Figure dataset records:

====

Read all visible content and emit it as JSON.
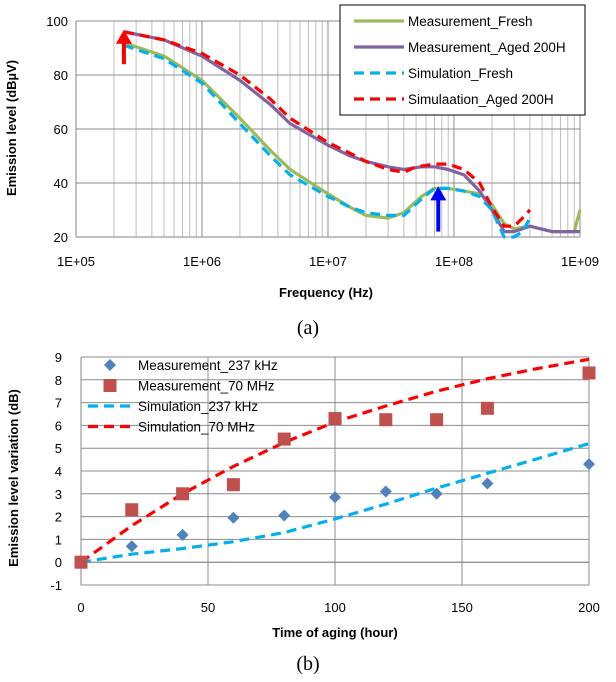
{
  "chart_data": [
    {
      "type": "line",
      "xlabel": "Frequency (Hz)",
      "ylabel": "Emission level (dBµV)",
      "x_scale": "log",
      "xlim": [
        100000,
        1000000000
      ],
      "ylim": [
        20,
        100
      ],
      "yticks": [
        20,
        40,
        60,
        80,
        100
      ],
      "xtick_labels": [
        "1E+05",
        "1E+06",
        "1E+07",
        "1E+08",
        "1E+09"
      ],
      "grid": true,
      "legend_position": "top-right",
      "caption": "(a)",
      "series": [
        {
          "name": "Measurement_Fresh",
          "color": "#9bbb59",
          "style": "solid",
          "x": [
            240000,
            500000,
            1000000,
            2000000,
            3500000,
            5000000,
            10000000,
            15000000,
            20000000,
            30000000,
            40000000,
            55000000,
            70000000,
            90000000,
            120000000,
            160000000,
            200000000,
            250000000,
            300000000,
            400000000,
            600000000,
            800000000,
            900000000,
            1000000000
          ],
          "y": [
            92,
            87,
            78,
            64,
            52,
            45,
            36,
            31,
            28,
            27,
            29,
            35,
            38,
            38,
            37,
            36,
            32,
            25,
            23,
            24,
            22,
            22,
            22,
            30
          ]
        },
        {
          "name": "Measurement_Aged 200H",
          "color": "#8064a2",
          "style": "solid",
          "x": [
            240000,
            500000,
            1000000,
            2000000,
            3500000,
            5000000,
            10000000,
            15000000,
            20000000,
            30000000,
            40000000,
            55000000,
            70000000,
            90000000,
            120000000,
            160000000,
            200000000,
            250000000,
            300000000,
            400000000,
            600000000,
            800000000,
            1000000000
          ],
          "y": [
            96,
            93,
            87,
            78,
            69,
            62,
            54,
            50,
            48,
            46,
            45,
            46,
            46,
            45,
            43,
            37,
            30,
            22,
            22,
            24,
            22,
            22,
            22
          ]
        },
        {
          "name": "Simulation_Fresh",
          "color": "#00b0f0",
          "style": "dashed",
          "x": [
            240000,
            500000,
            1000000,
            2000000,
            3500000,
            5000000,
            10000000,
            15000000,
            20000000,
            30000000,
            40000000,
            55000000,
            70000000,
            90000000,
            120000000,
            160000000,
            200000000,
            250000000,
            300000000,
            350000000,
            400000000
          ],
          "y": [
            91,
            86,
            77,
            62,
            50,
            43,
            35,
            31,
            29,
            28,
            28,
            34,
            38,
            38,
            37,
            35,
            30,
            20,
            20,
            22,
            27
          ]
        },
        {
          "name": "Simulaation_Aged 200H",
          "color": "#ff0000",
          "style": "dashed",
          "x": [
            240000,
            500000,
            1000000,
            2000000,
            3500000,
            5000000,
            10000000,
            15000000,
            20000000,
            30000000,
            40000000,
            50000000,
            70000000,
            90000000,
            120000000,
            160000000,
            200000000,
            250000000,
            300000000,
            350000000,
            400000000
          ],
          "y": [
            96,
            93,
            88,
            80,
            71,
            64,
            55,
            51,
            48,
            45,
            44,
            46,
            47,
            47,
            45,
            40,
            31,
            24,
            24,
            27,
            30
          ]
        }
      ],
      "annotations": [
        {
          "text": "",
          "shape": "arrow-up",
          "x": 240000,
          "y_from": 84,
          "y_to": 96,
          "color": "#ff0000"
        },
        {
          "text": "",
          "shape": "arrow-up",
          "x": 75000000,
          "y_from": 22,
          "y_to": 38,
          "color": "#0000ff"
        }
      ]
    },
    {
      "type": "scatter",
      "xlabel": "Time of aging (hour)",
      "ylabel": "Emission level variation (dB)",
      "xlim": [
        0,
        200
      ],
      "ylim": [
        -1,
        9
      ],
      "xticks": [
        0,
        50,
        100,
        150,
        200
      ],
      "yticks": [
        -1,
        0,
        1,
        2,
        3,
        4,
        5,
        6,
        7,
        8,
        9
      ],
      "grid": true,
      "legend_position": "top-left",
      "caption": "(b)",
      "series": [
        {
          "name": "Measurement_237 kHz",
          "color": "#4f81bd",
          "marker": "diamond",
          "x": [
            0,
            20,
            40,
            60,
            80,
            100,
            120,
            140,
            160,
            200
          ],
          "y": [
            0,
            0.7,
            1.2,
            1.95,
            2.05,
            2.85,
            3.1,
            3.0,
            3.45,
            4.3
          ]
        },
        {
          "name": "Measurement_70 MHz",
          "color": "#c0504d",
          "marker": "square",
          "x": [
            0,
            20,
            40,
            60,
            80,
            100,
            120,
            140,
            160,
            200
          ],
          "y": [
            0,
            2.3,
            3.0,
            3.4,
            5.4,
            6.3,
            6.25,
            6.25,
            6.75,
            8.3
          ]
        },
        {
          "name": "Simulation_237 kHz",
          "color": "#00b0f0",
          "style": "dashed",
          "x": [
            0,
            20,
            40,
            60,
            80,
            100,
            120,
            140,
            160,
            180,
            200
          ],
          "y": [
            0,
            0.35,
            0.6,
            0.9,
            1.3,
            1.9,
            2.55,
            3.25,
            3.9,
            4.55,
            5.2
          ]
        },
        {
          "name": "Simulation_70 MHz",
          "color": "#ff0000",
          "style": "dashed",
          "x": [
            0,
            20,
            40,
            60,
            80,
            100,
            120,
            140,
            160,
            180,
            200
          ],
          "y": [
            0,
            1.6,
            3.0,
            4.2,
            5.25,
            6.15,
            6.85,
            7.5,
            8.05,
            8.5,
            8.9
          ]
        }
      ]
    }
  ]
}
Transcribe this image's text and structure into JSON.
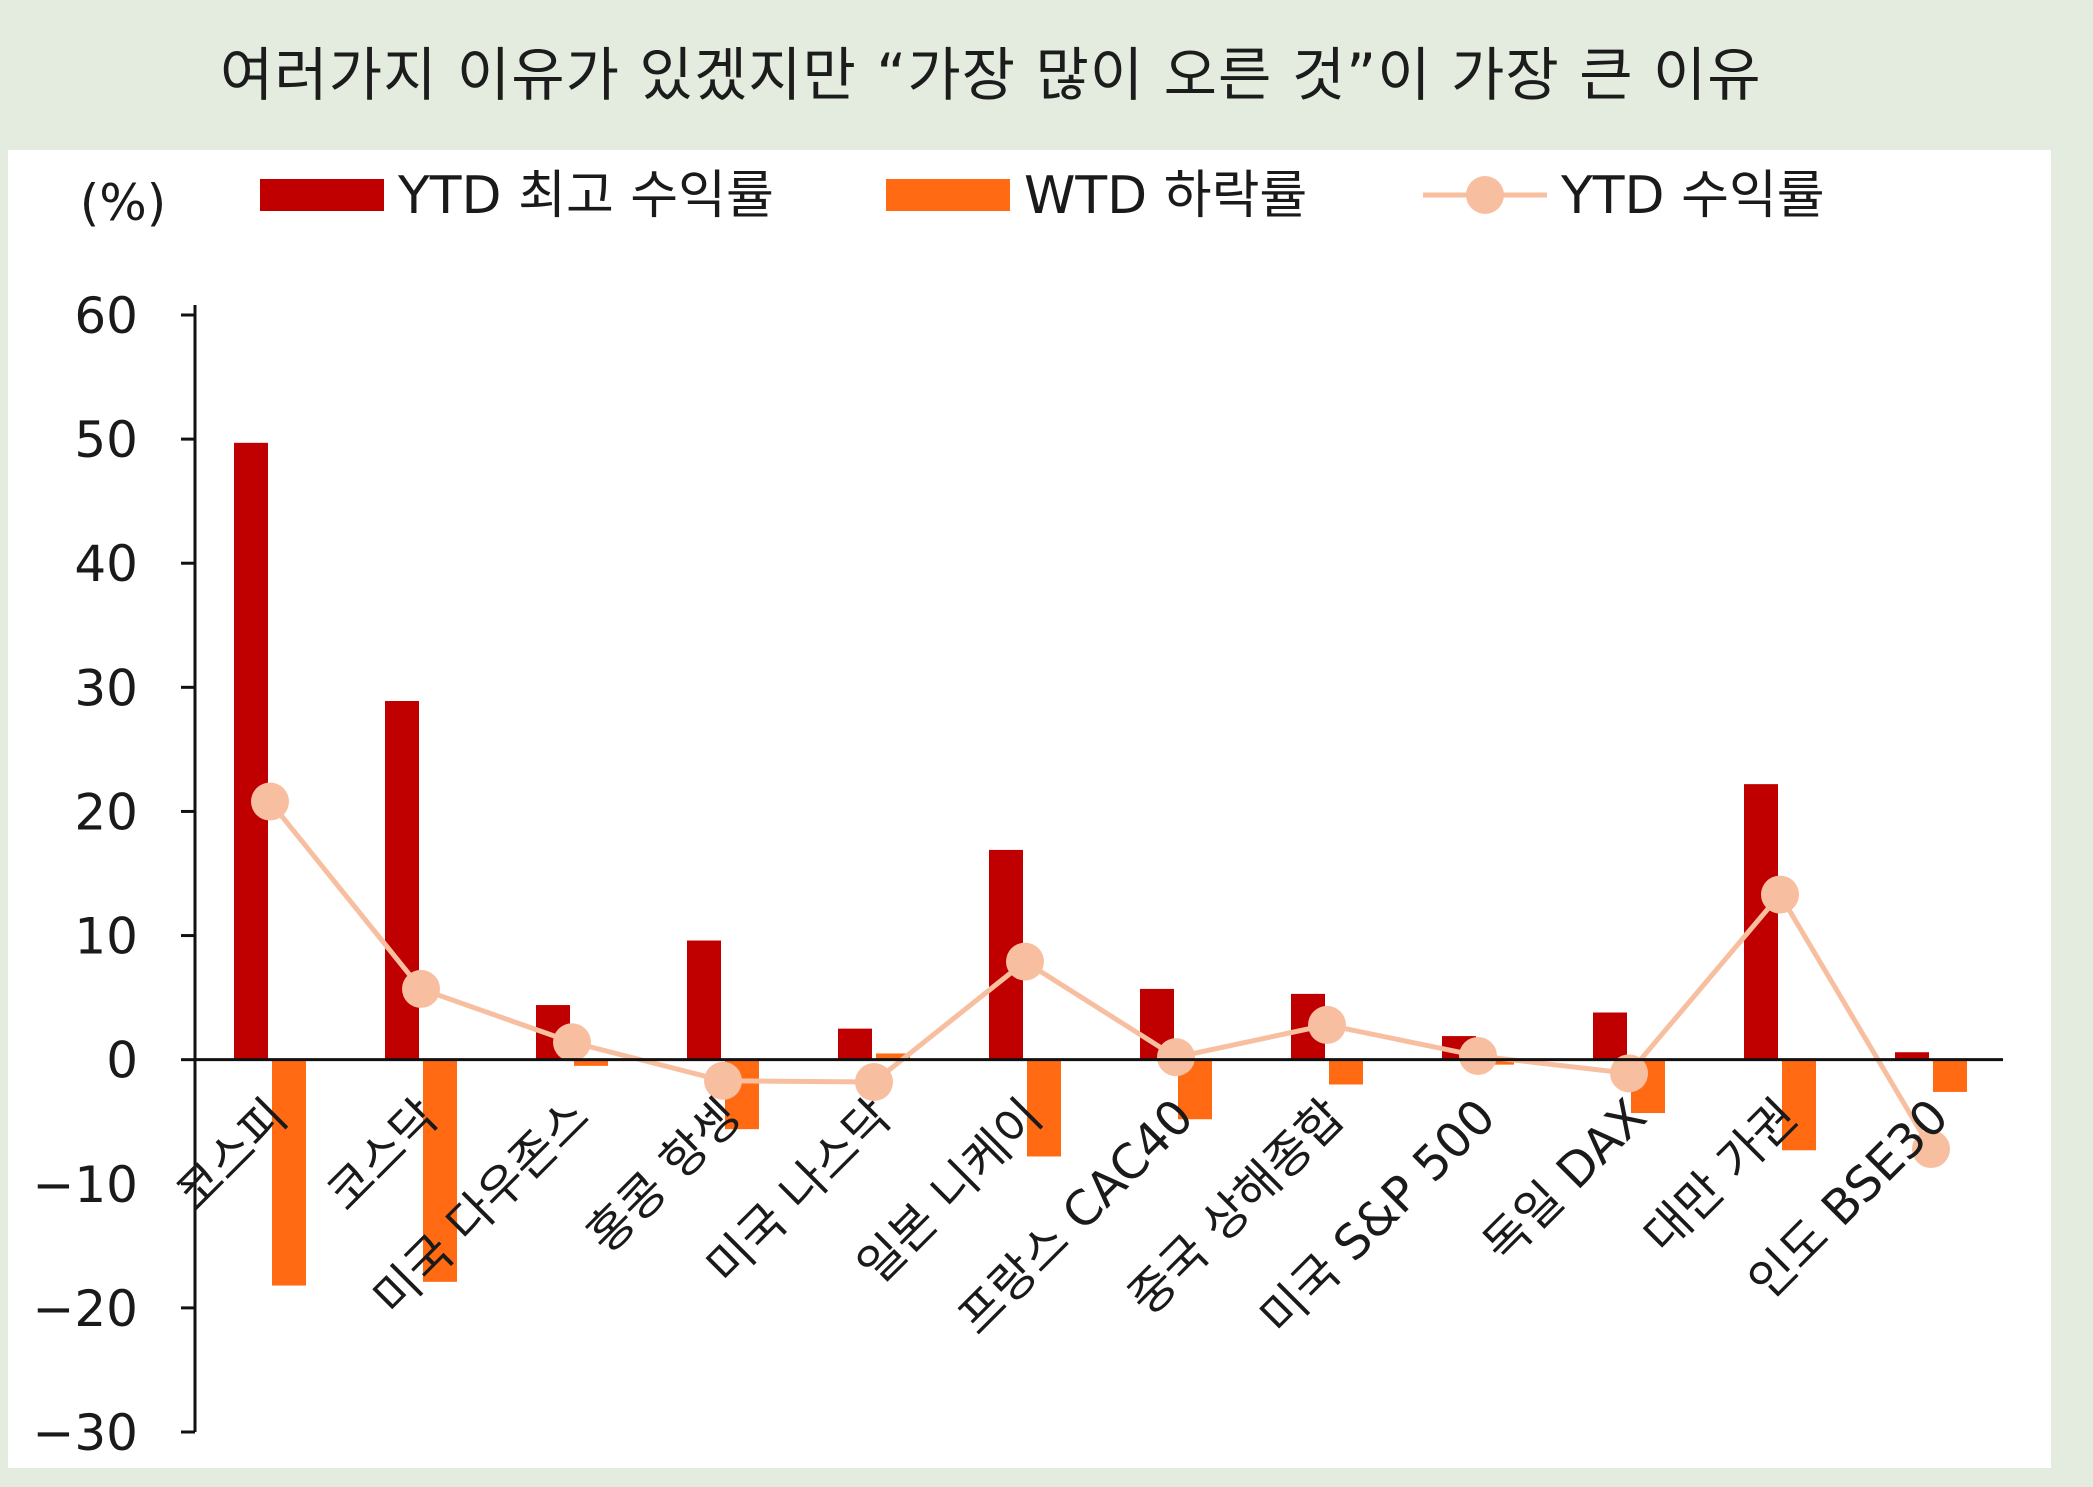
{
  "slide": {
    "title": "여러가지 이유가 있겠지만 “가장 많이 오른 것”이 가장 큰 이유"
  },
  "colors": {
    "ytd_high": "#c00000",
    "wtd_drop": "#ff6a13",
    "ytd_return": "#f7bfa0",
    "background": "#e3ecdf"
  },
  "chart_data": {
    "type": "bar",
    "unit_label": "(%)",
    "ylim": [
      -30,
      60
    ],
    "yticks": [
      60,
      50,
      40,
      30,
      20,
      10,
      0,
      -10,
      -20,
      -30
    ],
    "legend_position": "top",
    "categories": [
      "코스피",
      "코스닥",
      "미국 다우존스",
      "홍콩 항셍",
      "미국 나스닥",
      "일본 니케이",
      "프랑스 CAC40",
      "중국 상해종합",
      "미국 S&P 500",
      "독일 DAX",
      "대만 가권",
      "인도 BSE30"
    ],
    "series": [
      {
        "name": "YTD 최고 수익률",
        "type": "bar",
        "color": "#c00000",
        "values": [
          49.7,
          28.9,
          4.4,
          9.6,
          2.5,
          16.9,
          5.7,
          5.3,
          1.9,
          3.8,
          22.2,
          0.6
        ]
      },
      {
        "name": "WTD 하락률",
        "type": "bar",
        "color": "#ff6a13",
        "values": [
          -18.2,
          -17.9,
          -0.5,
          -5.6,
          0.5,
          -7.8,
          -4.8,
          -2.0,
          -0.4,
          -4.3,
          -7.3,
          -2.6
        ]
      },
      {
        "name": "YTD 수익률",
        "type": "line",
        "color": "#f7bfa0",
        "values": [
          20.8,
          5.7,
          1.4,
          -1.7,
          -1.8,
          7.9,
          0.2,
          2.8,
          0.3,
          -1.1,
          13.3,
          -7.2
        ]
      }
    ]
  }
}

====

Extract, from the material above, each line holding the word "ylabel".

      "ylabel": "Emission level (dBµV)",
      "ylabel": "Emission level variation (dB)",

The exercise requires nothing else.